Task item: In the records below, find each line containing the word "Trois" and copy it.

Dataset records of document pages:
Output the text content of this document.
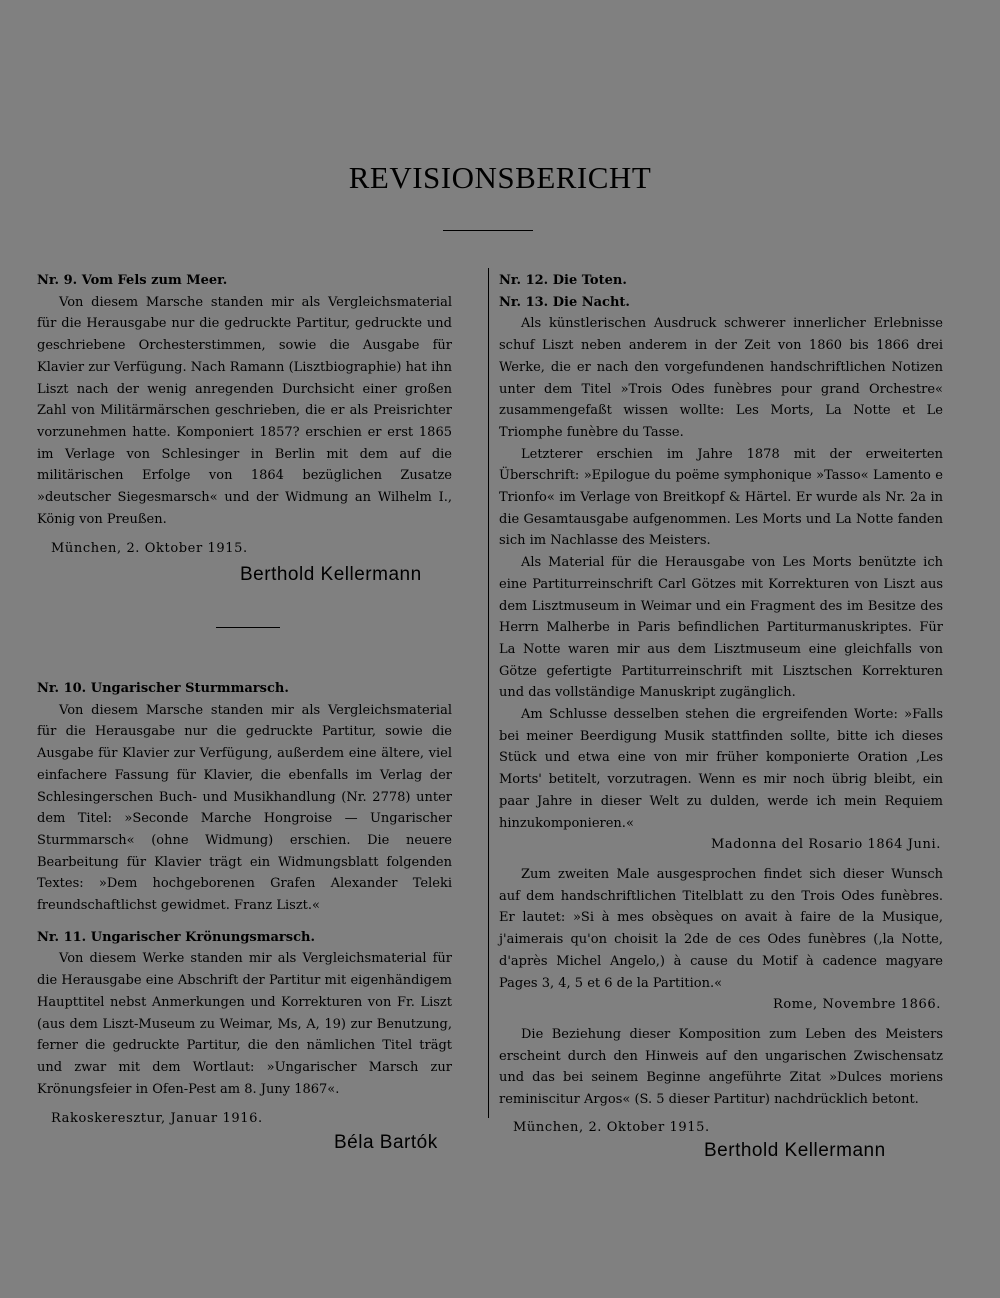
REVISIONSBERICHT

Nr. 9. Vom Fels zum Meer.

Von diesem Marsche standen mir als Vergleichsmaterial für die Herausgabe nur die gedruckte Partitur, gedruckte und geschriebene Orchesterstimmen, sowie die Ausgabe für Klavier zur Verfügung. Nach Ramann (Lisztbiographie) hat ihn Liszt nach der wenig anregenden Durchsicht einer großen Zahl von Militärmärschen geschrieben, die er als Preisrichter vorzunehmen hatte. Komponiert 1857? erschien er erst 1865 im Verlage von Schlesinger in Berlin mit dem auf die militärischen Erfolge von 1864 bezüglichen Zusatze »deutscher Siegesmarsch« und der Widmung an Wilhelm I., König von Preußen.

München, 2. Oktober 1915.

Berthold Kellermann

Nr. 10. Ungarischer Sturmmarsch.

Von diesem Marsche standen mir als Vergleichsmaterial für die Herausgabe nur die gedruckte Partitur, sowie die Ausgabe für Klavier zur Verfügung, außerdem eine ältere, viel einfachere Fassung für Klavier, die ebenfalls im Verlag der Schlesingerschen Buch- und Musikhandlung (Nr. 2778) unter dem Titel: »Seconde Marche Hongroise — Ungarischer Sturmmarsch« (ohne Widmung) erschien. Die neuere Bearbeitung für Klavier trägt ein Widmungsblatt folgenden Textes: »Dem hochgeborenen Grafen Alexander Teleki freundschaftlichst gewidmet. Franz Liszt.«

Nr. 11. Ungarischer Krönungsmarsch.

Von diesem Werke standen mir als Vergleichsmaterial für die Herausgabe eine Abschrift der Partitur mit eigenhändigem Haupttitel nebst Anmerkungen und Korrekturen von Fr. Liszt (aus dem Liszt-Museum zu Weimar, Ms, A, 19) zur Benutzung, ferner die gedruckte Partitur, die den nämlichen Titel trägt und zwar mit dem Wortlaut: »Ungarischer Marsch zur Krönungsfeier in Ofen-Pest am 8. Juny 1867«.

Rakoskeresztur, Januar 1916.

Béla Bartók

Nr. 12. Die Toten.

Nr. 13. Die Nacht.

Als künstlerischen Ausdruck schwerer innerlicher Erlebnisse schuf Liszt neben anderem in der Zeit von 1860 bis 1866 drei Werke, die er nach den vorgefundenen handschriftlichen Notizen unter dem Titel »Trois Odes funèbres pour grand Orchestre« zusammengefaßt wissen wollte: Les Morts, La Notte et Le Triomphe funèbre du Tasse.

Letzterer erschien im Jahre 1878 mit der erweiterten Überschrift: »Epilogue du poëme symphonique »Tasso« Lamento e Trionfo« im Verlage von Breitkopf & Härtel. Er wurde als Nr. 2a in die Gesamtausgabe aufgenommen. Les Morts und La Notte fanden sich im Nachlasse des Meisters.

Als Material für die Herausgabe von Les Morts benützte ich eine Partiturreinschrift Carl Götzes mit Korrekturen von Liszt aus dem Lisztmuseum in Weimar und ein Fragment des im Besitze des Herrn Malherbe in Paris befindlichen Partiturmanuskriptes. Für La Notte waren mir aus dem Lisztmuseum eine gleichfalls von Götze gefertigte Partiturreinschrift mit Lisztschen Korrekturen und das vollständige Manuskript zugänglich.

Am Schlusse desselben stehen die ergreifenden Worte: »Falls bei meiner Beerdigung Musik stattfinden sollte, bitte ich dieses Stück und etwa eine von mir früher komponierte Oration ‚Les Morts' betitelt, vorzutragen. Wenn es mir noch übrig bleibt, ein paar Jahre in dieser Welt zu dulden, werde ich mein Requiem hinzukomponieren.«

Madonna del Rosario 1864 Juni.

Zum zweiten Male ausgesprochen findet sich dieser Wunsch auf dem handschriftlichen Titelblatt zu den Trois Odes funèbres. Er lautet: »Si à mes obsèques on avait à faire de la Musique, j'aimerais qu'on choisit la 2de de ces Odes funèbres (‚la Notte, d'après Michel Angelo,) à cause du Motif à cadence magyare Pages 3, 4, 5 et 6 de la Partition.«

Rome, Novembre 1866.

Die Beziehung dieser Komposition zum Leben des Meisters erscheint durch den Hinweis auf den ungarischen Zwischensatz und das bei seinem Beginne angeführte Zitat »Dulces moriens reminiscitur Argos« (S. 5 dieser Partitur) nachdrücklich betont.

München, 2. Oktober 1915.

Berthold Kellermann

Written response:
Als künstlerischen Ausdruck schwerer innerlicher Erlebnisse schuf Liszt neben anderem in der Zeit von 1860 bis 1866 drei Werke, die er nach den vorgefundenen handschriftlichen Notizen unter dem Titel »Trois Odes funèbres pour grand Orchestre« zusammengefaßt wissen wollte: Les Morts, La Notte et Le Triomphe funèbre du Tasse.
Zum zweiten Male ausgesprochen findet sich dieser Wunsch auf dem handschriftlichen Titelblatt zu den Trois Odes funèbres. Er lautet: »Si à mes obsèques on avait à faire de la Musique, j'aimerais qu'on choisit la 2de de ces Odes funèbres (‚la Notte, d'après Michel Angelo,) à cause du Motif à cadence magyare Pages 3, 4, 5 et 6 de la Partition.«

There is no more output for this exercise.